_RECORDS TO PROCESS_:
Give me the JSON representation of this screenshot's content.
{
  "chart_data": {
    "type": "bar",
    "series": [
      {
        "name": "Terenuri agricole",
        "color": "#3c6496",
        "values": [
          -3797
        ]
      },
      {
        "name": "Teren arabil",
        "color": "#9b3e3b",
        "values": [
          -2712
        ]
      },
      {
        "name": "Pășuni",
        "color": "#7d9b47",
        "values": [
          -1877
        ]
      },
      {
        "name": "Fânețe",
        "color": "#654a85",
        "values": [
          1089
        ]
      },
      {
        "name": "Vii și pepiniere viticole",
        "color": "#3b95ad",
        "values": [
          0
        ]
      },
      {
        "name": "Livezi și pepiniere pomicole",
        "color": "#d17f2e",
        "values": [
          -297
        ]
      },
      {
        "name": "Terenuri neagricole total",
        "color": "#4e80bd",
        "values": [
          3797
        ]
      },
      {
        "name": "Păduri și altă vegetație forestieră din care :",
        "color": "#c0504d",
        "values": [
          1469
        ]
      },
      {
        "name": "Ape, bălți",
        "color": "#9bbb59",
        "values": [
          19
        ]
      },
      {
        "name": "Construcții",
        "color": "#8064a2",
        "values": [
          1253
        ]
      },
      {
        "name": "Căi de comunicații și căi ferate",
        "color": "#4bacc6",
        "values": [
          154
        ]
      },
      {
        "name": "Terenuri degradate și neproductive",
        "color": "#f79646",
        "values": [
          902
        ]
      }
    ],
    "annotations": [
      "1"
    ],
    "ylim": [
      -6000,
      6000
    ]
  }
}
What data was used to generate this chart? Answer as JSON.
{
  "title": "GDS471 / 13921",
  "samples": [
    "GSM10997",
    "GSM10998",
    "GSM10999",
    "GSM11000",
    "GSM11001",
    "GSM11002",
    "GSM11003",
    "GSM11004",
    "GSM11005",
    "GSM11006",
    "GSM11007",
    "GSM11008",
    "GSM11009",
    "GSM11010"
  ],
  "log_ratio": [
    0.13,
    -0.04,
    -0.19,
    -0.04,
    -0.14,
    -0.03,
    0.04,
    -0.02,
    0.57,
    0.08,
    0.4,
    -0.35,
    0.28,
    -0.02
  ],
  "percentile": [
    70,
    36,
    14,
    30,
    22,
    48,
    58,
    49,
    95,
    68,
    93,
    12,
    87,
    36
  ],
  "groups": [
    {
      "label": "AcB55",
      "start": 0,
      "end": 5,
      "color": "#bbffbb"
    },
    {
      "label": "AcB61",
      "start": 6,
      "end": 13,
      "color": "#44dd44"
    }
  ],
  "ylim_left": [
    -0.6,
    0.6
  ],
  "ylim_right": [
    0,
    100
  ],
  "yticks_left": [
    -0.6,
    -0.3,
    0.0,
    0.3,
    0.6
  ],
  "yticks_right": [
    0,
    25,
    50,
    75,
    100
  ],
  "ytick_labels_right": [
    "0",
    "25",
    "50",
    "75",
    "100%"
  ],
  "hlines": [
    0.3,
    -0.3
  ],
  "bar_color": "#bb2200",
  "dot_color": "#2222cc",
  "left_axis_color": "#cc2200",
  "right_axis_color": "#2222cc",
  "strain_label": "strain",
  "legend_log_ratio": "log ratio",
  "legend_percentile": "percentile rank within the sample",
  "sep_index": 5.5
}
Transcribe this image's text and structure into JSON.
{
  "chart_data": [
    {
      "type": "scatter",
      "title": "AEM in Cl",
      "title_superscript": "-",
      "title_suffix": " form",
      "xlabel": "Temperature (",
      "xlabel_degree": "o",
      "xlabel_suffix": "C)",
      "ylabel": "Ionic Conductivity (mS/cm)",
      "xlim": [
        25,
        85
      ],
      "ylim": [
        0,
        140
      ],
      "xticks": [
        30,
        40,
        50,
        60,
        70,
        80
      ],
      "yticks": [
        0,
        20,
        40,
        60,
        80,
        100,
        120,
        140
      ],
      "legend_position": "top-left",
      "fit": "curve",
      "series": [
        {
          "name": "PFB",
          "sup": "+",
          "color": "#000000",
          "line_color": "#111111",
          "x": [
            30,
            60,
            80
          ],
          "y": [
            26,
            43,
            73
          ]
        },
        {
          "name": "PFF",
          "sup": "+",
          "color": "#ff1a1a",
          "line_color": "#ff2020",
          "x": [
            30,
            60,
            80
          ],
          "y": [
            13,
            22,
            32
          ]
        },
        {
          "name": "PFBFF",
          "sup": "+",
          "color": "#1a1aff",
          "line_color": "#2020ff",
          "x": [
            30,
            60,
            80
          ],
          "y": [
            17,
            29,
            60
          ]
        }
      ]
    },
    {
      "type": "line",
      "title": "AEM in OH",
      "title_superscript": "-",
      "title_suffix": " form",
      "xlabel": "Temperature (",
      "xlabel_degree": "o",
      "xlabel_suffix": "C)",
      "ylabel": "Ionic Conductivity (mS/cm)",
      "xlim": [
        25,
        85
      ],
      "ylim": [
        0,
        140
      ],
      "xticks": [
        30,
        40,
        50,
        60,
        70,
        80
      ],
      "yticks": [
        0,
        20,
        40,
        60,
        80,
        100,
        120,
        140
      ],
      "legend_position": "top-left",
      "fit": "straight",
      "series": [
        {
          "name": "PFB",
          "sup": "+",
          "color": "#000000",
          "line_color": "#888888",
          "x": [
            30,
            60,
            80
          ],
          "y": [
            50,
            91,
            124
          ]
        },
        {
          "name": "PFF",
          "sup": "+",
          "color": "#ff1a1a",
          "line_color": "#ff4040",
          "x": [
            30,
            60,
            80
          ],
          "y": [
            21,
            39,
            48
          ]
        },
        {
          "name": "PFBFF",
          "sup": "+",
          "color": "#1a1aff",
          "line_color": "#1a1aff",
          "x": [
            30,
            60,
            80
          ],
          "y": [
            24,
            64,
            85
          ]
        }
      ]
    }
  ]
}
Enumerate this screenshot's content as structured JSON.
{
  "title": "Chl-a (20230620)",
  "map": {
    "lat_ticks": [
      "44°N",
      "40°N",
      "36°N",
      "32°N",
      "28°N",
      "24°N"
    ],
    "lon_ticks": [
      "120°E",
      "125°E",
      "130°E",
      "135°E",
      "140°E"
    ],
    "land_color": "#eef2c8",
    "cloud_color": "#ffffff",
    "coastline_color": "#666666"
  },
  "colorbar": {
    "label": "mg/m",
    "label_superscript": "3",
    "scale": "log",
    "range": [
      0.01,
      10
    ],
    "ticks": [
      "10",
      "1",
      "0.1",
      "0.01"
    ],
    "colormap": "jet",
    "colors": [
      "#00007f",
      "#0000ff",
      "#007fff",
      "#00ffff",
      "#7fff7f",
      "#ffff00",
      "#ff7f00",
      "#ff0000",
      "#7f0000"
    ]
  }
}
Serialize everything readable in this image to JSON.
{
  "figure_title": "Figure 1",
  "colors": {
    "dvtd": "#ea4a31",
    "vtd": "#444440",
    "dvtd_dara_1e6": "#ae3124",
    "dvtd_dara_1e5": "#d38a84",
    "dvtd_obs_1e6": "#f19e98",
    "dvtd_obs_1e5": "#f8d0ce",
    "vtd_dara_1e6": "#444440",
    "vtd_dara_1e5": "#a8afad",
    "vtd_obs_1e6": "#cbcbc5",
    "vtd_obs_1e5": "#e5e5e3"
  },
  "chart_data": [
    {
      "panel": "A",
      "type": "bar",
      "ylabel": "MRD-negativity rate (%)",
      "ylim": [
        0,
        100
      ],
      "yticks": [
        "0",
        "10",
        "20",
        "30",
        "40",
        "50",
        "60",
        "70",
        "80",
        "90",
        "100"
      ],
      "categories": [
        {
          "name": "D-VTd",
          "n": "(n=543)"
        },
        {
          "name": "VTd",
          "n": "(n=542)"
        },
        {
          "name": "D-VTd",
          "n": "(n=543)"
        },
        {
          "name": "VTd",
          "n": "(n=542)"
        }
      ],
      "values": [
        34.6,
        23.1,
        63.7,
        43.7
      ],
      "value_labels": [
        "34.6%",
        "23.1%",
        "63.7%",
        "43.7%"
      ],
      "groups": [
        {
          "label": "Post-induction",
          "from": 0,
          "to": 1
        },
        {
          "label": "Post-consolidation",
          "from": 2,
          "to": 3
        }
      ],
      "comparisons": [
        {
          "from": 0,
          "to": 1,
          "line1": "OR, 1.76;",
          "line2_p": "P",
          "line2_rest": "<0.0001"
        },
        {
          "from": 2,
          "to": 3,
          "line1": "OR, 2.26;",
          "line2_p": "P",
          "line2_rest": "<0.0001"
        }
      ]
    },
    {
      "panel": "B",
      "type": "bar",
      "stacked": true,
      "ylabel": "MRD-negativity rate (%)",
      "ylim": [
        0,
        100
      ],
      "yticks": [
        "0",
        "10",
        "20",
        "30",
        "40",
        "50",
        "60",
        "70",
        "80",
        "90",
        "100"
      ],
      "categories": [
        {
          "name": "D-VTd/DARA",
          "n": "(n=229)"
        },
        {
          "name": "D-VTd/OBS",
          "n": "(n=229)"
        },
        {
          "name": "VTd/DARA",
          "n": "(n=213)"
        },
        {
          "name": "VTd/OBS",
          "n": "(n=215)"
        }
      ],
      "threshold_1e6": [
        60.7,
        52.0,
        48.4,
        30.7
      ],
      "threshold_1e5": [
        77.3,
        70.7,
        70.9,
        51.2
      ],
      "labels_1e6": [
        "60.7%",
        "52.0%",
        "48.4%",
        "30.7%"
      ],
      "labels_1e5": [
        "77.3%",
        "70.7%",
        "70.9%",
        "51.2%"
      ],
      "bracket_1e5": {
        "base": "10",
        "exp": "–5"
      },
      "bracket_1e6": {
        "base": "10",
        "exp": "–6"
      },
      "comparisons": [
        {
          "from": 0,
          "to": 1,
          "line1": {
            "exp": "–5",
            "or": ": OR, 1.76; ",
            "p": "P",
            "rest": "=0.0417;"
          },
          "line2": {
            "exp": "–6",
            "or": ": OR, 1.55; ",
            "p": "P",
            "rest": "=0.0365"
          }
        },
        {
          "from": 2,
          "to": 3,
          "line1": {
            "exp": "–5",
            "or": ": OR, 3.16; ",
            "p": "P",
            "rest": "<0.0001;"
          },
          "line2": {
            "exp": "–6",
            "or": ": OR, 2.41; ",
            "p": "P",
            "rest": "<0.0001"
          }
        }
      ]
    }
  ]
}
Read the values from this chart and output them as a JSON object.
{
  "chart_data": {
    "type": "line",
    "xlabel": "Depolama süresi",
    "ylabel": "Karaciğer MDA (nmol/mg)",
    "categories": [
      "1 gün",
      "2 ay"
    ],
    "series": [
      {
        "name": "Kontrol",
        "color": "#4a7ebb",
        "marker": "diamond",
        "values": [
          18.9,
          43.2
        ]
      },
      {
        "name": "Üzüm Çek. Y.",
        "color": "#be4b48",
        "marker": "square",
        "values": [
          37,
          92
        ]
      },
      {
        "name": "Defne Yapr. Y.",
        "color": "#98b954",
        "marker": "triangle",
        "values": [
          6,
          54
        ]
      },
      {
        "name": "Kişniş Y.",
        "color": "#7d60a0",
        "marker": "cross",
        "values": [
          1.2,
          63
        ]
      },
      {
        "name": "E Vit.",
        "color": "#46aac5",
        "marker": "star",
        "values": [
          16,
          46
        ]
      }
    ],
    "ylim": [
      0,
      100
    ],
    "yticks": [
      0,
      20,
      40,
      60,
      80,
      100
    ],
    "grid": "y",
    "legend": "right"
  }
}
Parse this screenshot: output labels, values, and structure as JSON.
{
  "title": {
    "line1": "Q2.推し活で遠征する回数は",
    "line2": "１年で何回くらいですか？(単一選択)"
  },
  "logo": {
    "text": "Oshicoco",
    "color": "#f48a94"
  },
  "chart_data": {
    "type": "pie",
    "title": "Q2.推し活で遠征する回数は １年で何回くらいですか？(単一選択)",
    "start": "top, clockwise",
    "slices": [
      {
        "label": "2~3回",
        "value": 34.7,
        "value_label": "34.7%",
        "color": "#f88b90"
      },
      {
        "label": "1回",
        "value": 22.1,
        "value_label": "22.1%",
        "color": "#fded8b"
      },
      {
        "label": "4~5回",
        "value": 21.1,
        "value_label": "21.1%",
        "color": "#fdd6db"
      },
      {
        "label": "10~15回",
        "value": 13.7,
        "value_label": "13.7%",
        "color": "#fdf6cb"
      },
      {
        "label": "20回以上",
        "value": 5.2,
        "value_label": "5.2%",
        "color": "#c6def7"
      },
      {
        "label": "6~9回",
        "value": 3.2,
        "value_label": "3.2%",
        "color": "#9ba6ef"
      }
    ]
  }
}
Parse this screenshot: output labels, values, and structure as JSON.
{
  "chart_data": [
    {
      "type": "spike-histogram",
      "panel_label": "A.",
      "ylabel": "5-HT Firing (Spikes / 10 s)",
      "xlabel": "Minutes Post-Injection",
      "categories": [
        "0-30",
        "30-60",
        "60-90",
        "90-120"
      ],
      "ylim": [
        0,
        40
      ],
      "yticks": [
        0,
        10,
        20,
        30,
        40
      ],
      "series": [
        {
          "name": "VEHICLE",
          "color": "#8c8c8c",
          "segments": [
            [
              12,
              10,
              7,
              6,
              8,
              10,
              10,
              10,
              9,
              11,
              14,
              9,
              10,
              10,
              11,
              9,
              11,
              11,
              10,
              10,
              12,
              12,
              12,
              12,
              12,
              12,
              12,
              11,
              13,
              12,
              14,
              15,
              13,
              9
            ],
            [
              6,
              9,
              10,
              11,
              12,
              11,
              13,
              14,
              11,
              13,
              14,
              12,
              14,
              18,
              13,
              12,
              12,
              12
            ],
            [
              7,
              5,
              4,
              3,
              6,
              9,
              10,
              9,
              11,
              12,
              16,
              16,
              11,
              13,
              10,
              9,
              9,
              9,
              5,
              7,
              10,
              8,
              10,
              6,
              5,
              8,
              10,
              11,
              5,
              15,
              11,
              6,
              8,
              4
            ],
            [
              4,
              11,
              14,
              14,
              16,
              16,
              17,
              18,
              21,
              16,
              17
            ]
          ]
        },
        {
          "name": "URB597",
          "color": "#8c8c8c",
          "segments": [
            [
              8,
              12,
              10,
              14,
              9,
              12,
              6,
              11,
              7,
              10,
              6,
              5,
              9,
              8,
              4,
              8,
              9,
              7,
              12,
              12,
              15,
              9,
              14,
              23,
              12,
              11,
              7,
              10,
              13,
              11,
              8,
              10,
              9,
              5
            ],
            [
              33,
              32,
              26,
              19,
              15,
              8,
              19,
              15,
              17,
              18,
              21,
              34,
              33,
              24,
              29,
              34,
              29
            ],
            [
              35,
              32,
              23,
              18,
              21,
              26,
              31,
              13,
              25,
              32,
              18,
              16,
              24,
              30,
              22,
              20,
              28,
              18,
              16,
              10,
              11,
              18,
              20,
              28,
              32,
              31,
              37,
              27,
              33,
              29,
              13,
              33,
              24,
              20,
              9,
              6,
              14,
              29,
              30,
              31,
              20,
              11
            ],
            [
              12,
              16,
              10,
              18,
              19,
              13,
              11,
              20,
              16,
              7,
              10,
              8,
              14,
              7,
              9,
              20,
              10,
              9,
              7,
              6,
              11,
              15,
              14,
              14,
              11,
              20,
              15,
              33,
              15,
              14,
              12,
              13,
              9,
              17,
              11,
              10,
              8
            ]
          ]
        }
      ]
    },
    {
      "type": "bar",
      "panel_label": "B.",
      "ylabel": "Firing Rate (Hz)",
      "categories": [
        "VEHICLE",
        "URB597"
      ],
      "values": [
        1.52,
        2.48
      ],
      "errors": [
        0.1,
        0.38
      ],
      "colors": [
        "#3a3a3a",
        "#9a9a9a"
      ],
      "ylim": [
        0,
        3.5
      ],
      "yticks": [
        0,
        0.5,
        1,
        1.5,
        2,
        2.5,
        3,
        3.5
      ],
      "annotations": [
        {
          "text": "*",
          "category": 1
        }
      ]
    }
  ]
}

_TASK REQUIREMENTS_:
From the records above, copy every line that holds the word "image".

_THE COMPLETED TASK_:
Transcribe this image's text and structure into JSON.
Serialize everything readable in this image to JSON.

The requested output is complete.